-- SHORT EXERCISE --
Write each line out again exactly as written.

-- PROVIDED INFORMATION --
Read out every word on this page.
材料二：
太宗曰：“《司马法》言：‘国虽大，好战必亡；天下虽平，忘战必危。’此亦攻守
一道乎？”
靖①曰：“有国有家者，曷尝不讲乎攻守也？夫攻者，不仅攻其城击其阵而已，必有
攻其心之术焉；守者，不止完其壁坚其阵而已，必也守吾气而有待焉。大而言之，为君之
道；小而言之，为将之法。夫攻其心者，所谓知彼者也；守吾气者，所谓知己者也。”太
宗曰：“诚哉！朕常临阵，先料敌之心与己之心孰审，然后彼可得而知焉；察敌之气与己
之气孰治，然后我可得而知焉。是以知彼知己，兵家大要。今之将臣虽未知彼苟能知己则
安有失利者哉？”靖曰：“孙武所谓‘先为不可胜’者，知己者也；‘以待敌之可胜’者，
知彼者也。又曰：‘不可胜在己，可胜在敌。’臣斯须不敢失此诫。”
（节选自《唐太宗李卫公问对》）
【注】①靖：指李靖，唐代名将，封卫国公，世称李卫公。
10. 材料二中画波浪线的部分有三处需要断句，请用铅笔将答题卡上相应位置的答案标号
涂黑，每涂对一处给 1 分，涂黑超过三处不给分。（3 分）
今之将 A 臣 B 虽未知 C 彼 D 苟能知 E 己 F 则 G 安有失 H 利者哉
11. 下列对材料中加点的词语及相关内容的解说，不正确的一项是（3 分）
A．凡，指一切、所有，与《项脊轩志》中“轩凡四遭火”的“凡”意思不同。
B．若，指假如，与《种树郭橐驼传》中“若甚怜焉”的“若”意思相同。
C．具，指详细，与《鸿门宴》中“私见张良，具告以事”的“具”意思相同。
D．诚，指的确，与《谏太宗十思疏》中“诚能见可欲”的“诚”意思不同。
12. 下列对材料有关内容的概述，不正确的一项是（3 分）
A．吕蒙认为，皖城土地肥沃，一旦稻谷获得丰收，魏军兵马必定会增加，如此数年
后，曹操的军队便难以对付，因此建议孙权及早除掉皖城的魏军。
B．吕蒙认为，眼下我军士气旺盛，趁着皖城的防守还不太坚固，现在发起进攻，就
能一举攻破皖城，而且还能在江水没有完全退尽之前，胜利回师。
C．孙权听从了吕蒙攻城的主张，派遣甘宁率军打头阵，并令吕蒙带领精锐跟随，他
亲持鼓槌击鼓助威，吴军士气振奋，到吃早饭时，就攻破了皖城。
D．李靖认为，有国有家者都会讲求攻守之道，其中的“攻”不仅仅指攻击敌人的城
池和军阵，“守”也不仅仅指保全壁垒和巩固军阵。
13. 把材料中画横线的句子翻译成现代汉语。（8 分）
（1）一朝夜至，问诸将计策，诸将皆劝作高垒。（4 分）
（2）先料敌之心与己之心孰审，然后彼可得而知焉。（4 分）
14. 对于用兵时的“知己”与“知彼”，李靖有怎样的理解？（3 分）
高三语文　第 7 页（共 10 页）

-- SOLUTION TO THIS PROBLEM --
Read out every word on this page.
材料二：
太宗曰：“《司马法》言：‘国虽大，好战必亡；天下虽平，忘战必危。’此亦攻守
一道乎？”
靖①曰：“有国有家者，曷尝不讲乎攻守也？夫攻者，不仅攻其城击其阵而已，必有
攻其心之术焉；守者，不止完其壁坚其阵而已，必也守吾气而有待焉。大而言之，为君之
道；小而言之，为将之法。夫攻其心者，所谓知彼者也；守吾气者，所谓知己者也。”太
宗曰：“诚哉！朕常临阵，先料敌之心与己之心孰审，然后彼可得而知焉；察敌之气与己
之气孰治，然后我可得而知焉。是以知彼知己，兵家大要。今之将臣虽未知彼苟能知己则
安有失利者哉？”靖曰：“孙武所谓‘先为不可胜’者，知己者也；‘以待敌之可胜’者，
知彼者也。又曰：‘不可胜在己，可胜在敌。’臣斯须不敢失此诫。”
（节选自《唐太宗李卫公问对》）
【注】①靖：指李靖，唐代名将，封卫国公，世称李卫公。
10. 材料二中画波浪线的部分有三处需要断句，请用铅笔将答题卡上相应位置的答案标号
涂黑，每涂对一处给 1 分，涂黑超过三处不给分。（3 分）
今之将 A 臣 B 虽未知 C 彼 D 苟能知 E 己 F 则 G 安有失 H 利者哉
11. 下列对材料中加点的词语及相关内容的解说，不正确的一项是（3 分）
A．凡，指一切、所有，与《项脊轩志》中“轩凡四遭火”的“凡”意思不同。
B．若，指假如，与《种树郭橐驼传》中“若甚怜焉”的“若”意思相同。
C．具，指详细，与《鸿门宴》中“私见张良，具告以事”的“具”意思相同。
D．诚，指的确，与《谏太宗十思疏》中“诚能见可欲”的“诚”意思不同。
12. 下列对材料有关内容的概述，不正确的一项是（3 分）
A．吕蒙认为，皖城土地肥沃，一旦稻谷获得丰收，魏军兵马必定会增加，如此数年
后，曹操的军队便难以对付，因此建议孙权及早除掉皖城的魏军。
B．吕蒙认为，眼下我军士气旺盛，趁着皖城的防守还不太坚固，现在发起进攻，就
能一举攻破皖城，而且还能在江水没有完全退尽之前，胜利回师。
C．孙权听从了吕蒙攻城的主张，派遣甘宁率军打头阵，并令吕蒙带领精锐跟随，他
亲持鼓槌击鼓助威，吴军士气振奋，到吃早饭时，就攻破了皖城。
D．李靖认为，有国有家者都会讲求攻守之道，其中的“攻”不仅仅指攻击敌人的城
池和军阵，“守”也不仅仅指保全壁垒和巩固军阵。
13. 把材料中画横线的句子翻译成现代汉语。（8 分）
（1）一朝夜至，问诸将计策，诸将皆劝作高垒。（4 分）
（2）先料敌之心与己之心孰审，然后彼可得而知焉。（4 分）
14. 对于用兵时的“知己”与“知彼”，李靖有怎样的理解？（3 分）
高三语文　第 7 页（共 10 页）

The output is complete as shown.